Dataset items
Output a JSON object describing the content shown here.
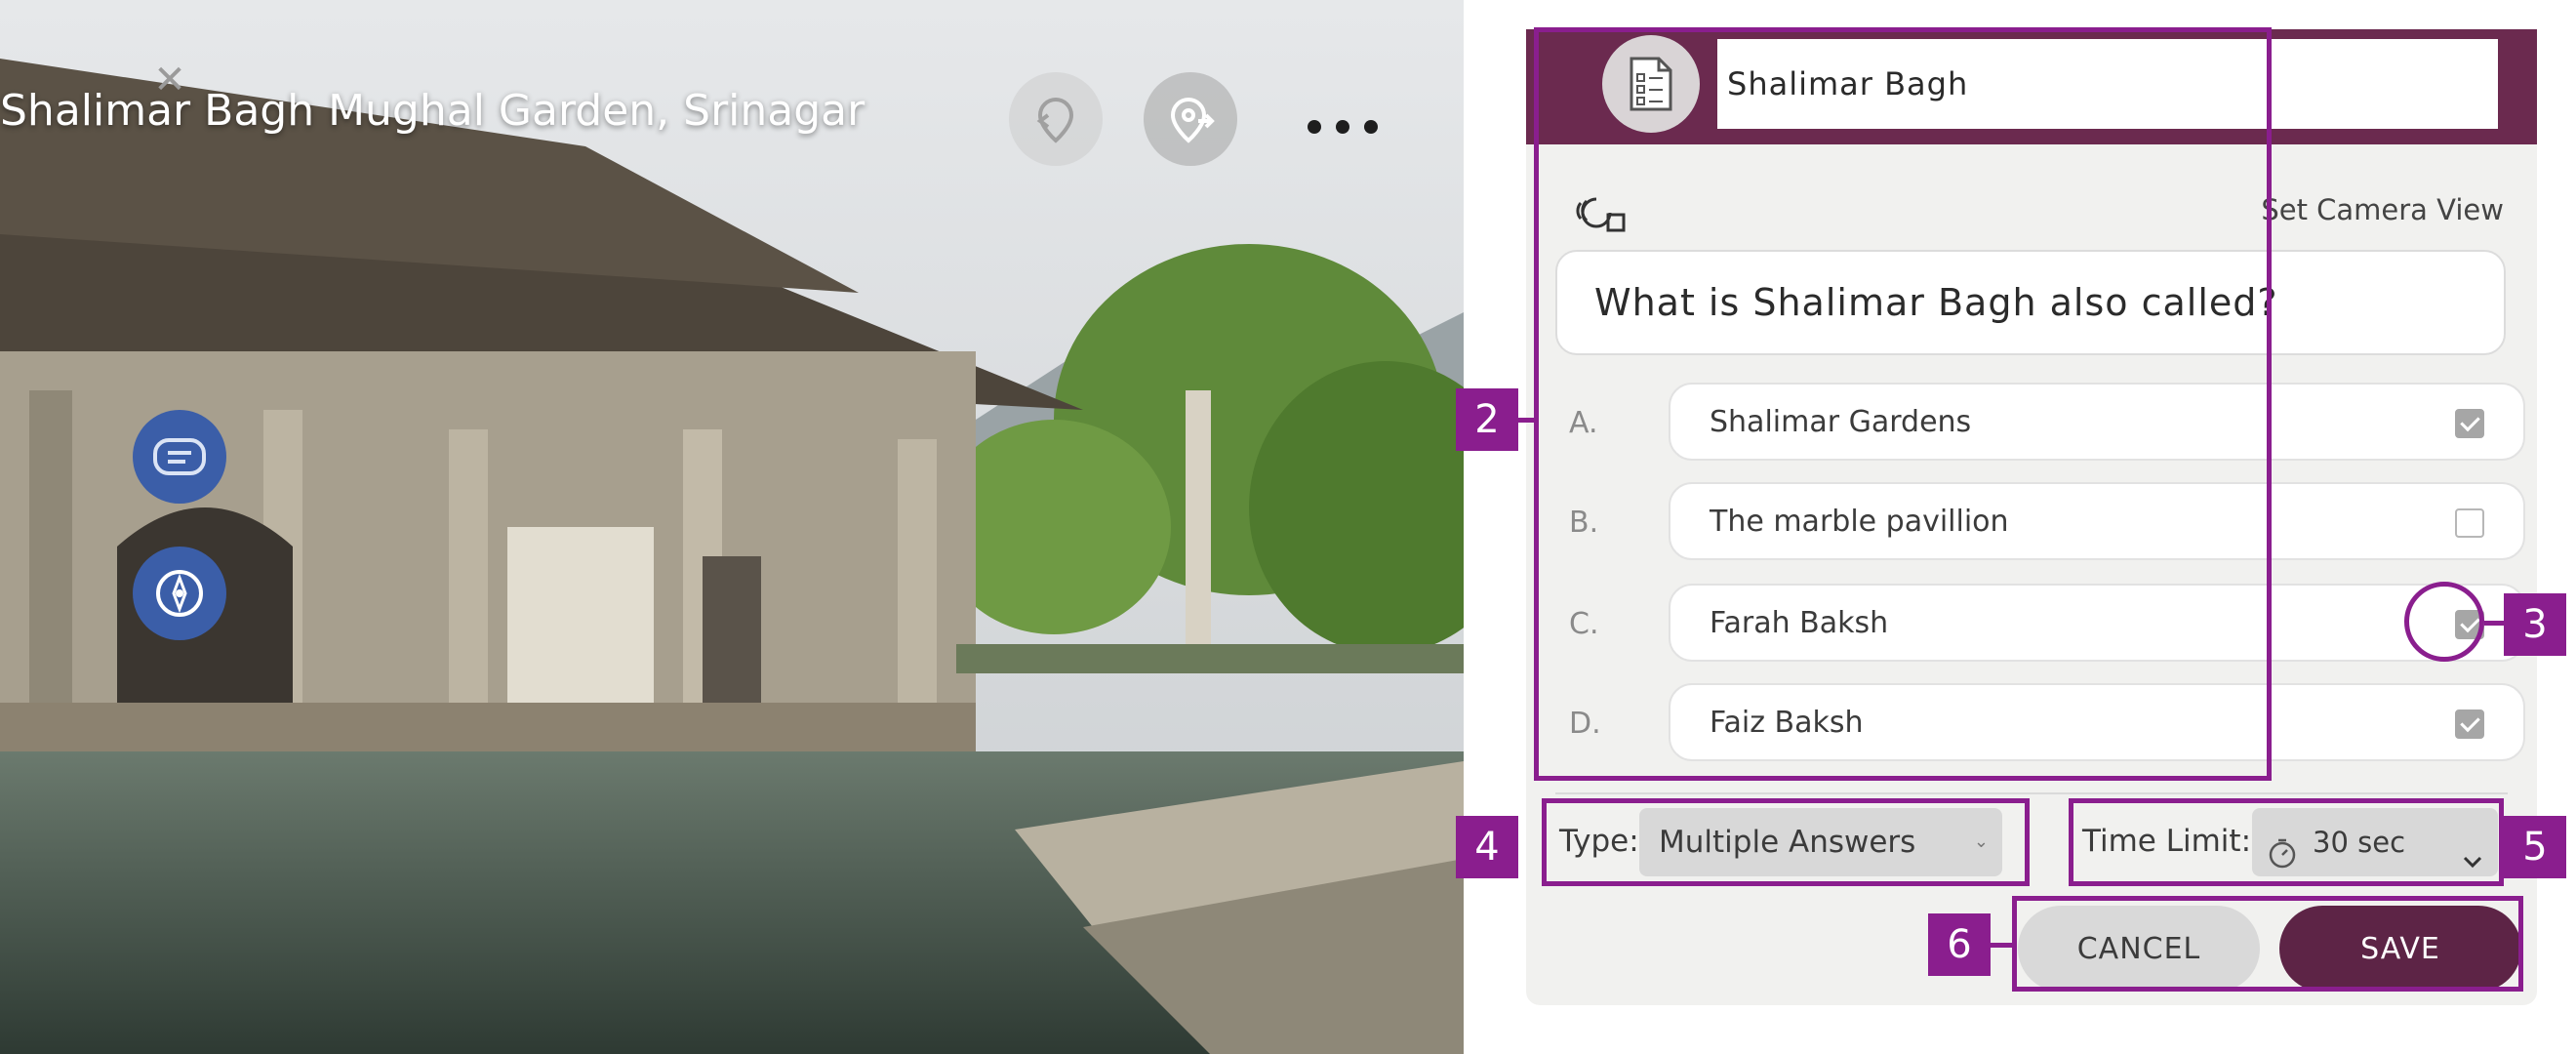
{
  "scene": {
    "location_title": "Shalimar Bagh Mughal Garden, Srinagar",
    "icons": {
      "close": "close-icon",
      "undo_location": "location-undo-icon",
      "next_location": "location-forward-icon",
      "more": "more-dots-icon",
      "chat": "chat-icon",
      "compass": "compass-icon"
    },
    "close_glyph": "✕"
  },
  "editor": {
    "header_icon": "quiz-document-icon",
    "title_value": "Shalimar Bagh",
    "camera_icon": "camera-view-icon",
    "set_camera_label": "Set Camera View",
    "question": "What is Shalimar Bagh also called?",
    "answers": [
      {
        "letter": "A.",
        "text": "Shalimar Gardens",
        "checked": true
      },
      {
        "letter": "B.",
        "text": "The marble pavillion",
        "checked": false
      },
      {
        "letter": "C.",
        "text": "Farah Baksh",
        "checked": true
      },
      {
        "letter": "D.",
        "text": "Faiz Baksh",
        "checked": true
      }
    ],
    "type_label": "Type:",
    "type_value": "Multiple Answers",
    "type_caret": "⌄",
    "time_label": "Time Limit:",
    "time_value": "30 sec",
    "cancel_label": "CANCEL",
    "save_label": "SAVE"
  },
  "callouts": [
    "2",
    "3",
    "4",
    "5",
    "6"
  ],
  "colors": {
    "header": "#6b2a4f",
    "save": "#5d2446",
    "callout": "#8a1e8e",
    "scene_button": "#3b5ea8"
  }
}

Given instruction →
Leave out the pictures and output every record above precisely as given.

Finished answer →
Output a JSON object describing the content shown here.
{
  "scene": {
    "location_title": "Shalimar Bagh Mughal Garden, Srinagar",
    "icons": {
      "close": "close-icon",
      "undo_location": "location-undo-icon",
      "next_location": "location-forward-icon",
      "more": "more-dots-icon",
      "chat": "chat-icon",
      "compass": "compass-icon"
    },
    "close_glyph": "✕"
  },
  "editor": {
    "header_icon": "quiz-document-icon",
    "title_value": "Shalimar Bagh",
    "camera_icon": "camera-view-icon",
    "set_camera_label": "Set Camera View",
    "question": "What is Shalimar Bagh also called?",
    "answers": [
      {
        "letter": "A.",
        "text": "Shalimar Gardens",
        "checked": true
      },
      {
        "letter": "B.",
        "text": "The marble pavillion",
        "checked": false
      },
      {
        "letter": "C.",
        "text": "Farah Baksh",
        "checked": true
      },
      {
        "letter": "D.",
        "text": "Faiz Baksh",
        "checked": true
      }
    ],
    "type_label": "Type:",
    "type_value": "Multiple Answers",
    "type_caret": "⌄",
    "time_label": "Time Limit:",
    "time_value": "30 sec",
    "cancel_label": "CANCEL",
    "save_label": "SAVE"
  },
  "callouts": [
    "2",
    "3",
    "4",
    "5",
    "6"
  ],
  "colors": {
    "header": "#6b2a4f",
    "save": "#5d2446",
    "callout": "#8a1e8e",
    "scene_button": "#3b5ea8"
  }
}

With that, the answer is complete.